---------- Document section ----------

It was the opening year for the Broome County Veterans Memorial Arena, and the facility was trying to have a wide variety of shows and sporting events to draw in the crowds to the new venue.
I am sure that few could have predicted that one of the final shows of the year would bring divisiveness and conflict over what was supposed to be a simple “rock concert.”
Yet, it was anything but that.
Arena manager Charles Theokas, in his capacity to draw people into the facility, had booked the group Alice Cooper to perform on Dec. 29, 1973. Just after Christmas and approaching New Year, the concert was certain to pull in a large crowd.
Before the arrival of the band, however, there was uncertainty that this group’s performance would be “suitable” for Broome County. After all, Alice Cooper was known to perform “Shock Rock” with use of mutilated dolls, snakes and a pseudo-guillotine. It was not your average Perry Como Christmas show.
Cooper, whose real name was Vincent Furnier (he legally changed his name to Alice Cooper in 1975), had adopted a unique style that was becoming increasingly popular. In 1973, his band was known as Alice Cooper before it disbanded two years later, and he began a solo career under that name.
But was the Billion Dollar Babies tour really too unsavory for the residents of Broome County? Remember, only a few months before, a jury in Binghamton had determined that the movie “Deep Throat” was not pornographic, while major cities such as New York and Philadelphia saw it as a pornographic film. While an X-rated film was not “dirty,” Alice Cooper performing was — and therein was the problem.
The board of the arena, concerned over this performance, went to view his show while Cooper was performing in Syracuse. While split over the act’s concert and its appropriateness, the majority ruled that Alice Cooper was not suitable for Broome County, and the concert was canceled.

---------- Extracted records ----------

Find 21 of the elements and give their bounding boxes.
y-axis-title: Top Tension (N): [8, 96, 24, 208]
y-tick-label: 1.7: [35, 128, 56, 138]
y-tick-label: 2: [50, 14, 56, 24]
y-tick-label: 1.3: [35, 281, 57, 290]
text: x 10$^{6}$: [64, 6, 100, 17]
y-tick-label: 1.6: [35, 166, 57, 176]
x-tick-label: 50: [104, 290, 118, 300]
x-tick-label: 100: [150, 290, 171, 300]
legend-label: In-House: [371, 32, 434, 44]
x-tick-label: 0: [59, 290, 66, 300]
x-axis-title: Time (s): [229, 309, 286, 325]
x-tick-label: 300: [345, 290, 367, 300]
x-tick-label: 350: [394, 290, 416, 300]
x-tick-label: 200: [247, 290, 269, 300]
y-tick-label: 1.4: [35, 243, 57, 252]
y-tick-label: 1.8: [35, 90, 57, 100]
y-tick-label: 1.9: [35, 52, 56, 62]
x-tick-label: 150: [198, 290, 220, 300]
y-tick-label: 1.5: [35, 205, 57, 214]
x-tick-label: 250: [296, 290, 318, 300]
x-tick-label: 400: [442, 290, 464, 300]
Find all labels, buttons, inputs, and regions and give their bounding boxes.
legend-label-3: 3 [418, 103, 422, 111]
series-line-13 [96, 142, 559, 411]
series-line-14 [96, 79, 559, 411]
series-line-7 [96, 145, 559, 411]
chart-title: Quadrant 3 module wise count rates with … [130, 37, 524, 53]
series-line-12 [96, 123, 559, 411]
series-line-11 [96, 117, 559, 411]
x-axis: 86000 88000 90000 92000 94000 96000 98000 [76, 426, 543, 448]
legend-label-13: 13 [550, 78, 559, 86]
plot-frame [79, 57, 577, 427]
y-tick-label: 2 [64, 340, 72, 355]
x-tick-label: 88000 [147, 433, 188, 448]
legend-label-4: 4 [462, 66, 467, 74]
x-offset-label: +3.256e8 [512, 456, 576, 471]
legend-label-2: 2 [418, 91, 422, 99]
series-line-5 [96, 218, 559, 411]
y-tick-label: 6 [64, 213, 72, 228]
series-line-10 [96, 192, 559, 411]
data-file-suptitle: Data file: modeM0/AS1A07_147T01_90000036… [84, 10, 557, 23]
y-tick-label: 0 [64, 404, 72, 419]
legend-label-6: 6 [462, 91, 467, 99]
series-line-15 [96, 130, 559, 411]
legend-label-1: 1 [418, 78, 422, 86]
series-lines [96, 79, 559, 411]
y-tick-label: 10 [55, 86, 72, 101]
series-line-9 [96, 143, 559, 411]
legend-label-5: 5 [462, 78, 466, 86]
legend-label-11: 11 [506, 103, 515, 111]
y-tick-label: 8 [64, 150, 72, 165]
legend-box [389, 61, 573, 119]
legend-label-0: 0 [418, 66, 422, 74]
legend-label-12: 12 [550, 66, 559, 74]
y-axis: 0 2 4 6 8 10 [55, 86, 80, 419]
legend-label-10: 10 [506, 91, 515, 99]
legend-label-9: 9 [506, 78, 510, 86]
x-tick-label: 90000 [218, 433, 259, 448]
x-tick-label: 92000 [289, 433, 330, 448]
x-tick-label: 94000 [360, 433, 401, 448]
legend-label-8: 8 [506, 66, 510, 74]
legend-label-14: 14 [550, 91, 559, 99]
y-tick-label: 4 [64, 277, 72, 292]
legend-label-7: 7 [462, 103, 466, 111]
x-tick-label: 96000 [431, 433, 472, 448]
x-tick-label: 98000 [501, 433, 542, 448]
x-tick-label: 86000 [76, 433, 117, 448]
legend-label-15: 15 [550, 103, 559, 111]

----------

## [Problem A]
In the account of the 1973 Alice Cooper concert, rewrite the paragraph starting "The board of the arena, concerned" more briefly, keeping its main facts.
## [Problem B]
Carry the account of the canceled 1973 Alice Cooper concert forward from its final sentence.

## [Exercise answer A]
Worried about the show, the arena board went to see Alice Cooper perform in Syracuse. The members were divided, but most judged the act unsuitable for Broome County, and the concert was canceled.

## [Exercise answer B]
The band’s manager was not concerned over the loss of the money that would have been made at the arena. No, he booked the concert for Utica for the same date, and the concert went on without incident.
No one can ever say that Cooper does not have a sense of humor — or, at least, a sense of irony. During his shows, footage was shot that was incorporated into a film called “Good to See You Again, Alice Cooper.” Despite some rather interesting comedic turns in the “rockumentary,” the film was a well-turned venue for the Alice Cooper concert and its music.
The film was completed in 1974, and, in his own unique style, the premiere for the film was held at the Towne Theater (now the Endicott Performing Arts Center) on Washington Avenue in the Village of Endicott.
Attendance was good, and a DVD of the film is still available — over 40 years later.
A year after that, in 1975, the board of the Broome arena once again looked at Cooper. He had gone solo, and his concert series was a theme-base event built around his album “Welcome to My Nightmare.” It would be one of many theme-based albums, and brought Cooper to the forefront of the music scene at the time.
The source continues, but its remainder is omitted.